TASK TO COMPLETE — Each line of the data that mentions the string "here" needs to be identified and copied.

(Source data)
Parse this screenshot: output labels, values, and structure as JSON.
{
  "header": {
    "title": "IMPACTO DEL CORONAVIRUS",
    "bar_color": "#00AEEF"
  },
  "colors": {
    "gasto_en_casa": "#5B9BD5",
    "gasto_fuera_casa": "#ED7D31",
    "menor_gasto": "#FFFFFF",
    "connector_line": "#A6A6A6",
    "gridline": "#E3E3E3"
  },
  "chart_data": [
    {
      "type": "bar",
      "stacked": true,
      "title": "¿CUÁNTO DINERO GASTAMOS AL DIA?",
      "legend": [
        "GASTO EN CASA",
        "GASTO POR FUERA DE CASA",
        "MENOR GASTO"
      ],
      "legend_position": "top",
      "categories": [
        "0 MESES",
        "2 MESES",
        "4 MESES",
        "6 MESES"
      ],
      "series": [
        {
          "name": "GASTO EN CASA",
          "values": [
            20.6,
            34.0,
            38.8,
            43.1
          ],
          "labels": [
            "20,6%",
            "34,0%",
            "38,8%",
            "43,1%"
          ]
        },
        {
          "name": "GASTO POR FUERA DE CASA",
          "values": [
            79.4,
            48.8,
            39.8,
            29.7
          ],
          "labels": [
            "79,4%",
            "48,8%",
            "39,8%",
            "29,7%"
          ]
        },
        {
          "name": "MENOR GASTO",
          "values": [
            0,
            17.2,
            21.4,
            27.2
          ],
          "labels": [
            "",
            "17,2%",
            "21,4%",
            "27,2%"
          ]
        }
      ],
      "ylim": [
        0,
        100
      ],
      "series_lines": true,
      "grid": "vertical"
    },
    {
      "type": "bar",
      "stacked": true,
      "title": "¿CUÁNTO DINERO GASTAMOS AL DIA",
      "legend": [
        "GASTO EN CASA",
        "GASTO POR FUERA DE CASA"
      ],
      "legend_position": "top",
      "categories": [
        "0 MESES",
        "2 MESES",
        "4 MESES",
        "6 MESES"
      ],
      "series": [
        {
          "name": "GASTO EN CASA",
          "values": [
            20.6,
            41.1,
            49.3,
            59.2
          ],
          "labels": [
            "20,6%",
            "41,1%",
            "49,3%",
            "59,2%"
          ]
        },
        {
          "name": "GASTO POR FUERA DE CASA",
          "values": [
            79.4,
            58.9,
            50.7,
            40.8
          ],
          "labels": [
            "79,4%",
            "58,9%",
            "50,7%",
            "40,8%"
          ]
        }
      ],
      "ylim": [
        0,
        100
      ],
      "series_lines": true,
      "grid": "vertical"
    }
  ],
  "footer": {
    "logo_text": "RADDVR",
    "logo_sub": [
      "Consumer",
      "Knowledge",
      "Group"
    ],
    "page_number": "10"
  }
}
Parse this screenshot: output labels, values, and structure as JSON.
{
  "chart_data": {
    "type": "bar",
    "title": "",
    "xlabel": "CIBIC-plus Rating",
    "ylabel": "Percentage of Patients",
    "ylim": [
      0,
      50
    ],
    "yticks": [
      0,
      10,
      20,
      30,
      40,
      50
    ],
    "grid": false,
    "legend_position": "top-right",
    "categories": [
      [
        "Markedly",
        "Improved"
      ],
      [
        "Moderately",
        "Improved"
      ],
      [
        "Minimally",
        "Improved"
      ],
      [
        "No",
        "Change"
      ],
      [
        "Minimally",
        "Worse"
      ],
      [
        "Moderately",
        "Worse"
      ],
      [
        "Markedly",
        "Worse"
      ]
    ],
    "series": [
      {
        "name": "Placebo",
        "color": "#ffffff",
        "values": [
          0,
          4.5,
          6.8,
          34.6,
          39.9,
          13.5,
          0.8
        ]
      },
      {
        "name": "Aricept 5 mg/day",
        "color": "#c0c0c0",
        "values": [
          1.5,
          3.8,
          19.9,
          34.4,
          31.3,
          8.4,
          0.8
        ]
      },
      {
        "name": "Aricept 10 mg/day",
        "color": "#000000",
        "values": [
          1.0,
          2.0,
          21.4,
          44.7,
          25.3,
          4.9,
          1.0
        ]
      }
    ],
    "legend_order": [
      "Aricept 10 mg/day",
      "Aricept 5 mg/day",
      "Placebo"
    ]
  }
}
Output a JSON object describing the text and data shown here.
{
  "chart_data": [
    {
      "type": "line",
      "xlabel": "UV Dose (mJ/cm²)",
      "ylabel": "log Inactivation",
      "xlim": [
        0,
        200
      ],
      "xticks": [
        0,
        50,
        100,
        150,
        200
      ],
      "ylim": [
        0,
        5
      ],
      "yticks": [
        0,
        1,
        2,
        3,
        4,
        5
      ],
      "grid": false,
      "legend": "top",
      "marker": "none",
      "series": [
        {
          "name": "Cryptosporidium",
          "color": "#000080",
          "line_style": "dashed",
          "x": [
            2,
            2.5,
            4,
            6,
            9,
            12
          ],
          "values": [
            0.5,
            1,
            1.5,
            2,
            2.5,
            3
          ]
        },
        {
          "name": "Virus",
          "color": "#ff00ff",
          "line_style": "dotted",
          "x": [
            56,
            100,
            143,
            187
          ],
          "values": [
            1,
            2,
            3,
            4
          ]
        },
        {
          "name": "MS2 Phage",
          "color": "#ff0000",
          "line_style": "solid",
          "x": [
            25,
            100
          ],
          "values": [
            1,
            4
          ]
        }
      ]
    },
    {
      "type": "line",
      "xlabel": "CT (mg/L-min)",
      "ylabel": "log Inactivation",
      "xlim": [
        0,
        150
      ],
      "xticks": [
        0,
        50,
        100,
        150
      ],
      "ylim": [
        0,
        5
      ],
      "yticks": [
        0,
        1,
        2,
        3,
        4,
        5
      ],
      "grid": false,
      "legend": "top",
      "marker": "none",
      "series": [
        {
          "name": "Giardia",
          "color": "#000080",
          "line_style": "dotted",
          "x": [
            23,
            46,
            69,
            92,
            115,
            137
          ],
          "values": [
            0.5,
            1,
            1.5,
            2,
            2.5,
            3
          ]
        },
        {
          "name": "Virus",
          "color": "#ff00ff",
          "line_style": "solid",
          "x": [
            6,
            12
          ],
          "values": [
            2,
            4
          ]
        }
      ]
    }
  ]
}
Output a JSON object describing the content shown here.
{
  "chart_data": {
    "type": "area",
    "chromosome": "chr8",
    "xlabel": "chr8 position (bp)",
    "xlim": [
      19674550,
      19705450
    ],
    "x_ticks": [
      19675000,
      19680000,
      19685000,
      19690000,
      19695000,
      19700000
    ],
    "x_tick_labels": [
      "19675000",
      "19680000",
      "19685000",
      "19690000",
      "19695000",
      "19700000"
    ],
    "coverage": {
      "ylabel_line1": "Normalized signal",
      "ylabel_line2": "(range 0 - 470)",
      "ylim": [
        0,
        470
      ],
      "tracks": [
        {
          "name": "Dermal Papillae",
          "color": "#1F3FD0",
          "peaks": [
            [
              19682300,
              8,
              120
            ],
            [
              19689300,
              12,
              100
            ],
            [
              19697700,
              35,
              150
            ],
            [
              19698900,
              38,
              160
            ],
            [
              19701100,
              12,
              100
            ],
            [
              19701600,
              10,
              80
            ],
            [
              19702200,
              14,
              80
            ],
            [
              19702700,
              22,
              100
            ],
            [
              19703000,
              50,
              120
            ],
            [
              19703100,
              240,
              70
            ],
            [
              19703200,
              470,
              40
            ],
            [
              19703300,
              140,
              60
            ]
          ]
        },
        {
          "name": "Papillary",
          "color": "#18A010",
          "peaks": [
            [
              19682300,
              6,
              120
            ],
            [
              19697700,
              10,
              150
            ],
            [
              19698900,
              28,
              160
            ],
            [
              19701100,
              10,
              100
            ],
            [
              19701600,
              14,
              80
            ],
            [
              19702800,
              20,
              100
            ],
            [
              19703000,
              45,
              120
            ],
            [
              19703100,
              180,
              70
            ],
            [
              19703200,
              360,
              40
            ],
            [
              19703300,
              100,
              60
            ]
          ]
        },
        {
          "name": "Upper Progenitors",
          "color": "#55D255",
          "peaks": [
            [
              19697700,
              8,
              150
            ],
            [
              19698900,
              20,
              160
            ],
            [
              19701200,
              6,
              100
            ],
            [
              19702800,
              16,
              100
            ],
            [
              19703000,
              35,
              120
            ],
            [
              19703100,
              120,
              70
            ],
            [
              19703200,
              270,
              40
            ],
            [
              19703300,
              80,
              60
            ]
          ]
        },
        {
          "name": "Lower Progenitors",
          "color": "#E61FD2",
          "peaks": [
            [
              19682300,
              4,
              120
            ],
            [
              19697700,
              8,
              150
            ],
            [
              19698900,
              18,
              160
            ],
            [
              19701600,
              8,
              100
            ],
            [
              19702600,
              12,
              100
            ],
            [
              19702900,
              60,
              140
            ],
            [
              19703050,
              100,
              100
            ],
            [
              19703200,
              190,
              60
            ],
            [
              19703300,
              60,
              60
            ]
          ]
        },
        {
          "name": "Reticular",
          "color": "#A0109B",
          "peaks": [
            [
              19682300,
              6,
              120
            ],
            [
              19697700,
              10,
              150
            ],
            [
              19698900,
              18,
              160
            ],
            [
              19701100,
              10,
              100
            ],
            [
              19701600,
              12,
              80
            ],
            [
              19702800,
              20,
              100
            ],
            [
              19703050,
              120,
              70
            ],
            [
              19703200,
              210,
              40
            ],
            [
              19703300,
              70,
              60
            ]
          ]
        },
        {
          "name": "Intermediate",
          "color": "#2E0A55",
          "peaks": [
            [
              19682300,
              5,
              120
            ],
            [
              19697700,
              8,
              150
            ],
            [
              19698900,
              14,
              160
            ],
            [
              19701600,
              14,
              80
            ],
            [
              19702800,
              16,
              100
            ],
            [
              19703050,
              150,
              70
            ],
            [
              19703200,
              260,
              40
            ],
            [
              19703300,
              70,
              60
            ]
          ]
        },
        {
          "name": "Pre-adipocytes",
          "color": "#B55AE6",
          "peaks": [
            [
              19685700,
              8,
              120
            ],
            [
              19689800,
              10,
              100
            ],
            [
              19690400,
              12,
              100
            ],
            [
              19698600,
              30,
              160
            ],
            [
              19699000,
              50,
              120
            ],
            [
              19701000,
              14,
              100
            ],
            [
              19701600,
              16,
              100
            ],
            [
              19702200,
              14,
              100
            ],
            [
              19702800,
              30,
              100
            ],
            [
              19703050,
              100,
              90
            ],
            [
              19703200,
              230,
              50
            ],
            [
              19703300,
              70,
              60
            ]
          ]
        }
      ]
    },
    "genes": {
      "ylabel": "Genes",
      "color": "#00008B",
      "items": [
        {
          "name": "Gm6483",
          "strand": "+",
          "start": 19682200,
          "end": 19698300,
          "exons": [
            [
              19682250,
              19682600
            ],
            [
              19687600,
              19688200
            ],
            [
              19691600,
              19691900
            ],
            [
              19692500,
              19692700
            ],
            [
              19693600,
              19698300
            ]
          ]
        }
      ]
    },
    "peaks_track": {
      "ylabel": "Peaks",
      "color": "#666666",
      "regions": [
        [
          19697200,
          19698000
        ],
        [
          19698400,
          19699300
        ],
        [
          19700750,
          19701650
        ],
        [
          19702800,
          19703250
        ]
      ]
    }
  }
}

TASK ANSWER —
Output a JSON object describing the text and data shown here.
Output a JSON object describing the content shown here.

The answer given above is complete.